§ Try it:
For this exercise, transcribe all the entries exactly as given and omit the images.

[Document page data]
□ □ □
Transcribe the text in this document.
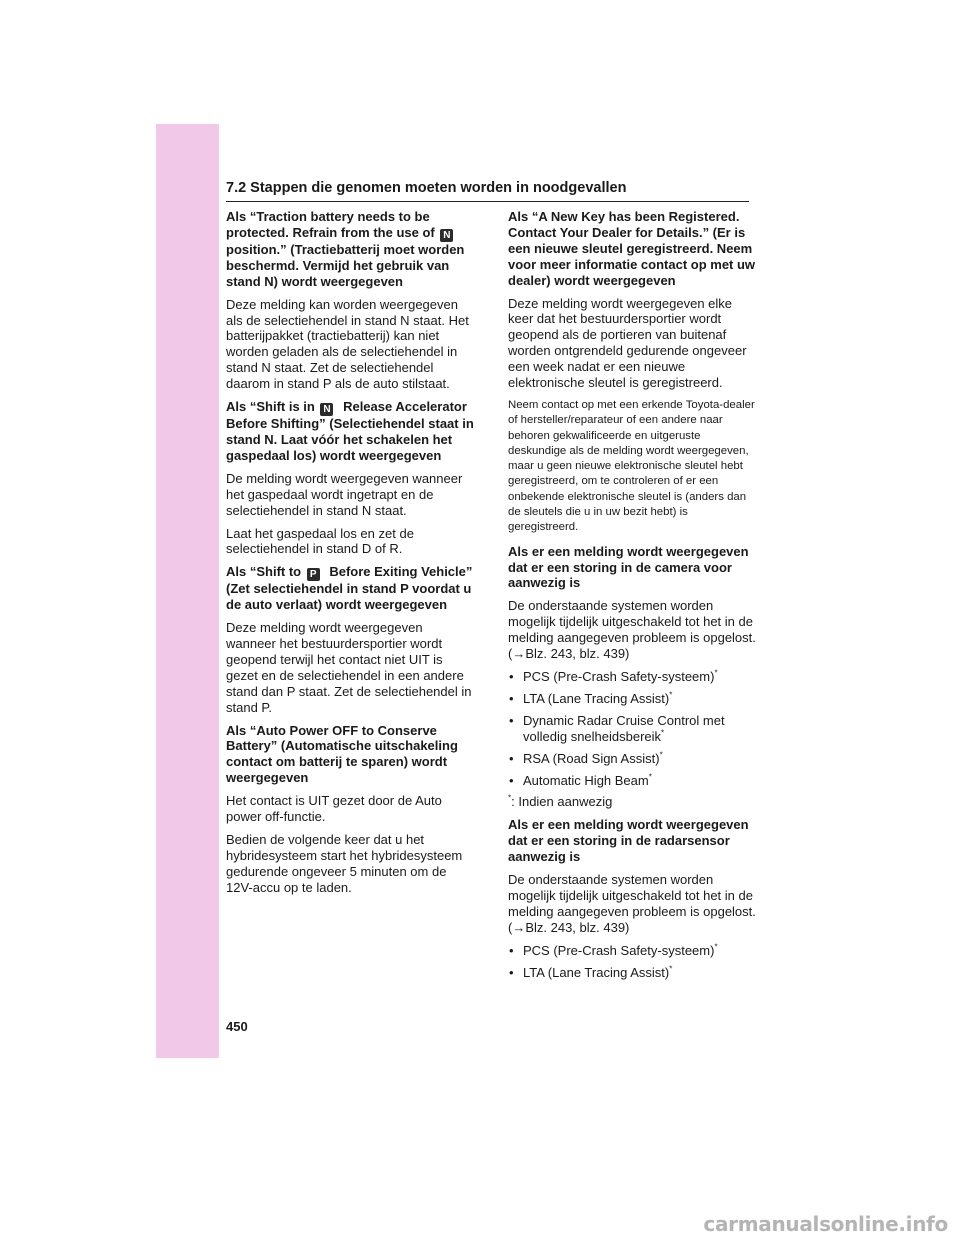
7.2 Stappen die genomen moeten worden in noodgevallen
Als “Traction battery needs to be protected. Refrain from the use of N position.” (Tractiebatterij moet worden beschermd. Vermijd het gebruik van stand N) wordt weergegeven

Deze melding kan worden weergegeven als de selectiehendel in stand N staat. Het batterijpakket (tractiebatterij) kan niet worden geladen als de selectiehendel in stand N staat. Zet de selectiehendel daarom in stand P als de auto stilstaat.

Als “Shift is in N Release Accelerator Before Shifting” (Selectiehendel staat in stand N. Laat vóór het schakelen het gaspedaal los) wordt weergegeven

De melding wordt weergegeven wanneer het gaspedaal wordt ingetrapt en de selectiehendel in stand N staat.

Laat het gaspedaal los en zet de selectiehendel in stand D of R.

Als “Shift to P Before Exiting Vehicle” (Zet selectiehendel in stand P voordat u de auto verlaat) wordt weergegeven

Deze melding wordt weergegeven wanneer het bestuurdersportier wordt geopend terwijl het contact niet UIT is gezet en de selectiehendel in een andere stand dan P staat. Zet de selectiehendel in stand P.

Als “Auto Power OFF to Conserve Battery” (Automatische uitschakeling contact om batterij te sparen) wordt weergegeven

Het contact is UIT gezet door de Auto power off-functie.

Bedien de volgende keer dat u het hybridesysteem start het hybridesysteem gedurende ongeveer 5 minuten om de 12V-accu op te laden.

Als “A New Key has been Registered. Contact Your Dealer for Details.” (Er is een nieuwe sleutel geregistreerd. Neem voor meer informatie contact op met uw dealer) wordt weergegeven

Deze melding wordt weergegeven elke keer dat het bestuurdersportier wordt geopend als de portieren van buitenaf worden ontgrendeld gedurende ongeveer een week nadat er een nieuwe elektronische sleutel is geregistreerd.

Neem contact op met een erkende Toyota-dealer of hersteller/reparateur of een andere naar behoren gekwalificeerde en uitgeruste deskundige als de melding wordt weergegeven, maar u geen nieuwe elektronische sleutel hebt geregistreerd, om te controleren of er een onbekende elektronische sleutel is (anders dan de sleutels die u in uw bezit hebt) is geregistreerd.

Als er een melding wordt weergegeven dat er een storing in de camera voor aanwezig is

De onderstaande systemen worden mogelijk tijdelijk uitgeschakeld tot het in de melding aangegeven probleem is opgelost. (→Blz. 243, blz. 439)

• PCS (Pre-Crash Safety-systeem)*
• LTA (Lane Tracing Assist)*
• Dynamic Radar Cruise Control met volledig snelheidsbereik*
• RSA (Road Sign Assist)*
• Automatic High Beam*

*: Indien aanwezig

Als er een melding wordt weergegeven dat er een storing in de radarsensor aanwezig is

De onderstaande systemen worden mogelijk tijdelijk uitgeschakeld tot het in de melding aangegeven probleem is opgelost. (→Blz. 243, blz. 439)

• PCS (Pre-Crash Safety-systeem)*
• LTA (Lane Tracing Assist)*
450
carmanualsonline.info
□ □ □
§ Output for this exercise:
Transcribe the text in this document.
7.2 Stappen die genomen moeten worden in noodgevallen
Als “Traction battery needs to be protected. Refrain from the use of N position.” (Tractiebatterij moet worden beschermd. Vermijd het gebruik van stand N) wordt weergegeven

Deze melding kan worden weergegeven als de selectiehendel in stand N staat. Het batterijpakket (tractiebatterij) kan niet worden geladen als de selectiehendel in stand N staat. Zet de selectiehendel daarom in stand P als de auto stilstaat.

Als “Shift is in N Release Accelerator Before Shifting” (Selectiehendel staat in stand N. Laat vóór het schakelen het gaspedaal los) wordt weergegeven

De melding wordt weergegeven wanneer het gaspedaal wordt ingetrapt en de selectiehendel in stand N staat.

Laat het gaspedaal los en zet de selectiehendel in stand D of R.

Als “Shift to P Before Exiting Vehicle” (Zet selectiehendel in stand P voordat u de auto verlaat) wordt weergegeven

Deze melding wordt weergegeven wanneer het bestuurdersportier wordt geopend terwijl het contact niet UIT is gezet en de selectiehendel in een andere stand dan P staat. Zet de selectiehendel in stand P.

Als “Auto Power OFF to Conserve Battery” (Automatische uitschakeling contact om batterij te sparen) wordt weergegeven

Het contact is UIT gezet door de Auto power off-functie.

Bedien de volgende keer dat u het hybridesysteem start het hybridesysteem gedurende ongeveer 5 minuten om de 12V-accu op te laden.

Als “A New Key has been Registered. Contact Your Dealer for Details.” (Er is een nieuwe sleutel geregistreerd. Neem voor meer informatie contact op met uw dealer) wordt weergegeven

Deze melding wordt weergegeven elke keer dat het bestuurdersportier wordt geopend als de portieren van buitenaf worden ontgrendeld gedurende ongeveer een week nadat er een nieuwe elektronische sleutel is geregistreerd.

Neem contact op met een erkende Toyota-dealer of hersteller/reparateur of een andere naar behoren gekwalificeerde en uitgeruste deskundige als de melding wordt weergegeven, maar u geen nieuwe elektronische sleutel hebt geregistreerd, om te controleren of er een onbekende elektronische sleutel is (anders dan de sleutels die u in uw bezit hebt) is geregistreerd.

Als er een melding wordt weergegeven dat er een storing in de camera voor aanwezig is

De onderstaande systemen worden mogelijk tijdelijk uitgeschakeld tot het in de melding aangegeven probleem is opgelost. (→Blz. 243, blz. 439)

• PCS (Pre-Crash Safety-systeem)*
• LTA (Lane Tracing Assist)*
• Dynamic Radar Cruise Control met volledig snelheidsbereik*
• RSA (Road Sign Assist)*
• Automatic High Beam*

*: Indien aanwezig

Als er een melding wordt weergegeven dat er een storing in de radarsensor aanwezig is

De onderstaande systemen worden mogelijk tijdelijk uitgeschakeld tot het in de melding aangegeven probleem is opgelost. (→Blz. 243, blz. 439)

• PCS (Pre-Crash Safety-systeem)*
• LTA (Lane Tracing Assist)*
450
carmanualsonline.info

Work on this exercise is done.